## Problem
Pick out the lines below that contain the string "Heterogeneity" and copy them all.

## Figure data in JSON

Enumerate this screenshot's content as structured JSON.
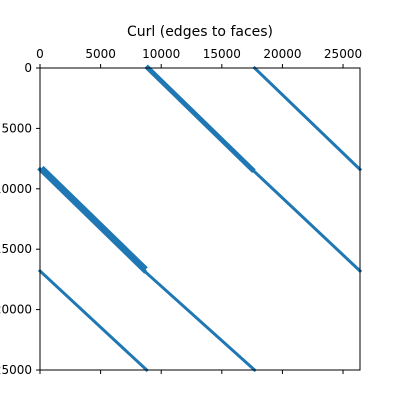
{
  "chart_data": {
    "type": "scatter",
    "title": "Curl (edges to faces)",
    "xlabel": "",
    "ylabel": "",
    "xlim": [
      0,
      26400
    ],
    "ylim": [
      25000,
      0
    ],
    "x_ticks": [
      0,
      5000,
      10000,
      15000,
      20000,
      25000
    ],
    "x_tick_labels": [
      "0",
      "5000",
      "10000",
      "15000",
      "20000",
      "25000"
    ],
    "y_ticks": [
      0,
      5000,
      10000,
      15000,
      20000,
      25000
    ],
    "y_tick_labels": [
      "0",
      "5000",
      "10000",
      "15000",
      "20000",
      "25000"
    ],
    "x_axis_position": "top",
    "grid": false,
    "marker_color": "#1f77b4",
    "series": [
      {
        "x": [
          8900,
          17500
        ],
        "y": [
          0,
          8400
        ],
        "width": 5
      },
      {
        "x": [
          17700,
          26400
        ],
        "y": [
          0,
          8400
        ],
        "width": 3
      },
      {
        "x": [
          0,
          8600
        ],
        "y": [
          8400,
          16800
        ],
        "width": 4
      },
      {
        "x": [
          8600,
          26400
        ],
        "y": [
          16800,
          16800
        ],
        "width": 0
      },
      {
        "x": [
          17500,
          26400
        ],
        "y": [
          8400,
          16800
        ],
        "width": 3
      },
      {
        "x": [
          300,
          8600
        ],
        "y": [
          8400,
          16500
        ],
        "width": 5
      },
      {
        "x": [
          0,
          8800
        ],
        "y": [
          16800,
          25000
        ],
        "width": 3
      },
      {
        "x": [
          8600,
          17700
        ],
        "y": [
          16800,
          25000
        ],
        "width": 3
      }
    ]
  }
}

---

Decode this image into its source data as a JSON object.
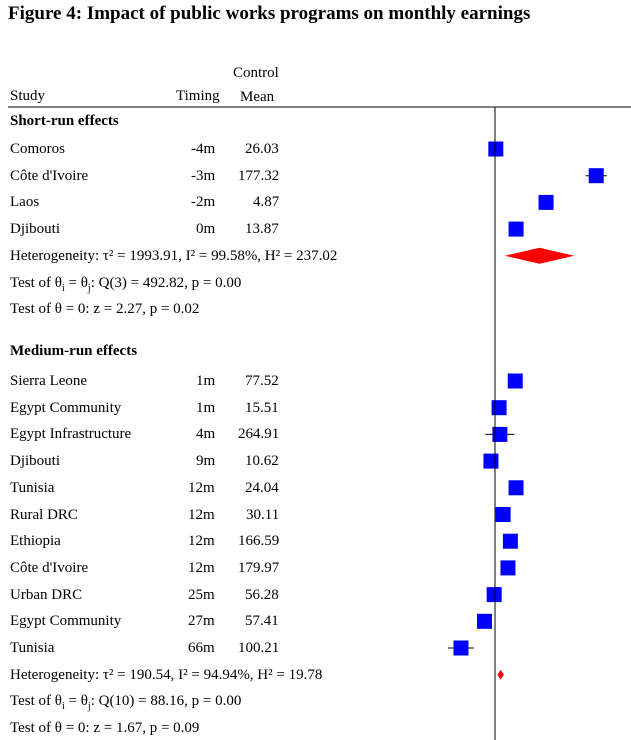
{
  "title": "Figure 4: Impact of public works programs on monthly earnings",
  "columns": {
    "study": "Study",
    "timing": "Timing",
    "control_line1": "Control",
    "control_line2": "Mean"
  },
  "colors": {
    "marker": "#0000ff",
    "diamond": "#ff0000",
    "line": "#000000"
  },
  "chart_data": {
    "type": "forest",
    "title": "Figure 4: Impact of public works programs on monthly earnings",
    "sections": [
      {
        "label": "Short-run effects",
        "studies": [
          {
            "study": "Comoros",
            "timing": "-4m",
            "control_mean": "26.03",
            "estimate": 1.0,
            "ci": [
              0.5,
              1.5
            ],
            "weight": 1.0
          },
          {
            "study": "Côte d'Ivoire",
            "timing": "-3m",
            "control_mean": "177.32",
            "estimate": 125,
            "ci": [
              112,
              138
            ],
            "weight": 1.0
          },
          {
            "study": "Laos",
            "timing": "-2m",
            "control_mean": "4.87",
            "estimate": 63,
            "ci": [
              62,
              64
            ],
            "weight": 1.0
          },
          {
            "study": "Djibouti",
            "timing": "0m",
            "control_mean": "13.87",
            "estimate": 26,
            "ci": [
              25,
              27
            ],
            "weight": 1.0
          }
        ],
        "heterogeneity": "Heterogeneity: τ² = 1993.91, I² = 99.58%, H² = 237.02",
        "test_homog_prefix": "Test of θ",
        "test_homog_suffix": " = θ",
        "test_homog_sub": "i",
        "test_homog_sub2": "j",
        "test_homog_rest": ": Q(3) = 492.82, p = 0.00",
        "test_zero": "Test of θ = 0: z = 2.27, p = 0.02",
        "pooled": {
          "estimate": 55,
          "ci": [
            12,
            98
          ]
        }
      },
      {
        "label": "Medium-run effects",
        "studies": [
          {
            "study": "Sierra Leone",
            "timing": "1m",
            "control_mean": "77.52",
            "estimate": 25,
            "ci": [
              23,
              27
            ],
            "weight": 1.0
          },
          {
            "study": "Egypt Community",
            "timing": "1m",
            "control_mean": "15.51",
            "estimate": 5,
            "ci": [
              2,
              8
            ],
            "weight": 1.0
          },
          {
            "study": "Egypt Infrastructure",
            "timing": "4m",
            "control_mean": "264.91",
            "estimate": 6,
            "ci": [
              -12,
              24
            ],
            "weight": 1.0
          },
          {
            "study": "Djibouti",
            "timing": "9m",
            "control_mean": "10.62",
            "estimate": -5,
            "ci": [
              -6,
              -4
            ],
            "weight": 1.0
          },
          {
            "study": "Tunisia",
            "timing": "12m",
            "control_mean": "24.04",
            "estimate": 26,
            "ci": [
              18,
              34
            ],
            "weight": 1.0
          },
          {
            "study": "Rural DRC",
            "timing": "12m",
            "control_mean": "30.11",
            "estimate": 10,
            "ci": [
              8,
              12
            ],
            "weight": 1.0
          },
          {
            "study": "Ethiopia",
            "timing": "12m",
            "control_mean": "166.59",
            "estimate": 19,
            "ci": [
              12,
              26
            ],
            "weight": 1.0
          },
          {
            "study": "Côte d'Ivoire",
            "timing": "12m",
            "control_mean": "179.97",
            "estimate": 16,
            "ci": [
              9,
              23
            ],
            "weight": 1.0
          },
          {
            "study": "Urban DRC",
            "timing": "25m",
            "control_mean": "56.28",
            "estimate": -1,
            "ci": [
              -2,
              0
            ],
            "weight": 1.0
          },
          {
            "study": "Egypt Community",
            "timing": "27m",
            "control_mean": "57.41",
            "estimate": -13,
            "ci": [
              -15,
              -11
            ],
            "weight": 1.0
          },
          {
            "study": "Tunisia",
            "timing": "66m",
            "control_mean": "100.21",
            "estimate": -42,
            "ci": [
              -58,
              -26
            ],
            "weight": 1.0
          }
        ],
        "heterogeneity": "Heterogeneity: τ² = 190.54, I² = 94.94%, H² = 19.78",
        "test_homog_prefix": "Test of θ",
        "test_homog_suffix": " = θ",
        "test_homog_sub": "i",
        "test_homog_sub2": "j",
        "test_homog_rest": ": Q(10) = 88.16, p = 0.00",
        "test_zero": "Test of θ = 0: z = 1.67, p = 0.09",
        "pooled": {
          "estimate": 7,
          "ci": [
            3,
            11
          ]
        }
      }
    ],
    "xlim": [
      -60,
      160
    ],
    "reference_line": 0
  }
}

## Response to this task
        "heterogeneity": "Heterogeneity: τ² = 1993.91, I² = 99.58%, H² = 237.02",
        "heterogeneity": "Heterogeneity: τ² = 190.54, I² = 94.94%, H² = 19.78",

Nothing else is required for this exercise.